Given task →
What follows is a block of records; reproduce all of it verbatim.

── Material provided ──

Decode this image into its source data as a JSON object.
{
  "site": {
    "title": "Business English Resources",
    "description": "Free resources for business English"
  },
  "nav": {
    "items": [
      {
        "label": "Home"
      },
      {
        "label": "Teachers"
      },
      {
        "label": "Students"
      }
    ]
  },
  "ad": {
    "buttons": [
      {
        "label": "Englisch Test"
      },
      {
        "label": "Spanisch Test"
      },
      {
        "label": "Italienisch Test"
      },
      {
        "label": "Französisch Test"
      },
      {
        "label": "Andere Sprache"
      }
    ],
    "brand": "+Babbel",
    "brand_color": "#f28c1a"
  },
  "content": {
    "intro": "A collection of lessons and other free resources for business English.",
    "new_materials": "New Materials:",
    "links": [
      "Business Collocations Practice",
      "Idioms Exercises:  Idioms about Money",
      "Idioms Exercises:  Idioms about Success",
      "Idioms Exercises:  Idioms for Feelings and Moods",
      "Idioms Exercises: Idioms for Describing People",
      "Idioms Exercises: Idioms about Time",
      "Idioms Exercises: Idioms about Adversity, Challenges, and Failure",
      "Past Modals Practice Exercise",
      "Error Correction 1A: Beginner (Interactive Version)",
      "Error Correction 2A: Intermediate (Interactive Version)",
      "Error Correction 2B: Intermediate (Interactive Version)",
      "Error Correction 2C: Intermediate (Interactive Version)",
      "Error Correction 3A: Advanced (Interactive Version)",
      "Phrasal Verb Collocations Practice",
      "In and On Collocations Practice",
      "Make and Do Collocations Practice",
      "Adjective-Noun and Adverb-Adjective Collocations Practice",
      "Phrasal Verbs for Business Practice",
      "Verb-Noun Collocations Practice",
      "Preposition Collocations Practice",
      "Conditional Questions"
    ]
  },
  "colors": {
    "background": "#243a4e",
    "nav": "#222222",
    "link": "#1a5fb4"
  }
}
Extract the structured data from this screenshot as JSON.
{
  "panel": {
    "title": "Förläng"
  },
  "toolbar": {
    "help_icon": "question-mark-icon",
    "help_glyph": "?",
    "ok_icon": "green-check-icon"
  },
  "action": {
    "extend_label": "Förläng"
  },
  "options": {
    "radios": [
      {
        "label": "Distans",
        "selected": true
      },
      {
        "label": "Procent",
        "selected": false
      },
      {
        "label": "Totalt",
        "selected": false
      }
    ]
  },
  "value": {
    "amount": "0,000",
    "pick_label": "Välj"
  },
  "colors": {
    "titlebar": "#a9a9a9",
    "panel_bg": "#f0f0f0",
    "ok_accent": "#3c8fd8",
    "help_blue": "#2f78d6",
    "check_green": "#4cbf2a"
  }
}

───

Exercise response →
Decode this image into its source data as a JSON object.
{
  "site": {
    "title": "Business English Resources",
    "description": "Free resources for business English"
  },
  "nav": {
    "items": [
      {
        "label": "Home"
      },
      {
        "label": "Teachers"
      },
      {
        "label": "Students"
      }
    ]
  },
  "ad": {
    "buttons": [
      {
        "label": "Englisch Test"
      },
      {
        "label": "Spanisch Test"
      },
      {
        "label": "Italienisch Test"
      },
      {
        "label": "Französisch Test"
      },
      {
        "label": "Andere Sprache"
      }
    ],
    "brand": "+Babbel",
    "brand_color": "#f28c1a"
  },
  "content": {
    "intro": "A collection of lessons and other free resources for business English.",
    "new_materials": "New Materials:",
    "links": [
      "Business Collocations Practice",
      "Idioms Exercises:  Idioms about Money",
      "Idioms Exercises:  Idioms about Success",
      "Idioms Exercises:  Idioms for Feelings and Moods",
      "Idioms Exercises: Idioms for Describing People",
      "Idioms Exercises: Idioms about Time",
      "Idioms Exercises: Idioms about Adversity, Challenges, and Failure",
      "Past Modals Practice Exercise",
      "Error Correction 1A: Beginner (Interactive Version)",
      "Error Correction 2A: Intermediate (Interactive Version)",
      "Error Correction 2B: Intermediate (Interactive Version)",
      "Error Correction 2C: Intermediate (Interactive Version)",
      "Error Correction 3A: Advanced (Interactive Version)",
      "Phrasal Verb Collocations Practice",
      "In and On Collocations Practice",
      "Make and Do Collocations Practice",
      "Adjective-Noun and Adverb-Adjective Collocations Practice",
      "Phrasal Verbs for Business Practice",
      "Verb-Noun Collocations Practice",
      "Preposition Collocations Practice",
      "Conditional Questions"
    ]
  },
  "colors": {
    "background": "#243a4e",
    "nav": "#222222",
    "link": "#1a5fb4"
  }
}
Extract the structured data from this screenshot as JSON.
{
  "panel": {
    "title": "Förläng"
  },
  "toolbar": {
    "help_icon": "question-mark-icon",
    "help_glyph": "?",
    "ok_icon": "green-check-icon"
  },
  "action": {
    "extend_label": "Förläng"
  },
  "options": {
    "radios": [
      {
        "label": "Distans",
        "selected": true
      },
      {
        "label": "Procent",
        "selected": false
      },
      {
        "label": "Totalt",
        "selected": false
      }
    ]
  },
  "value": {
    "amount": "0,000",
    "pick_label": "Välj"
  },
  "colors": {
    "titlebar": "#a9a9a9",
    "panel_bg": "#f0f0f0",
    "ok_accent": "#3c8fd8",
    "help_blue": "#2f78d6",
    "check_green": "#4cbf2a"
  }
}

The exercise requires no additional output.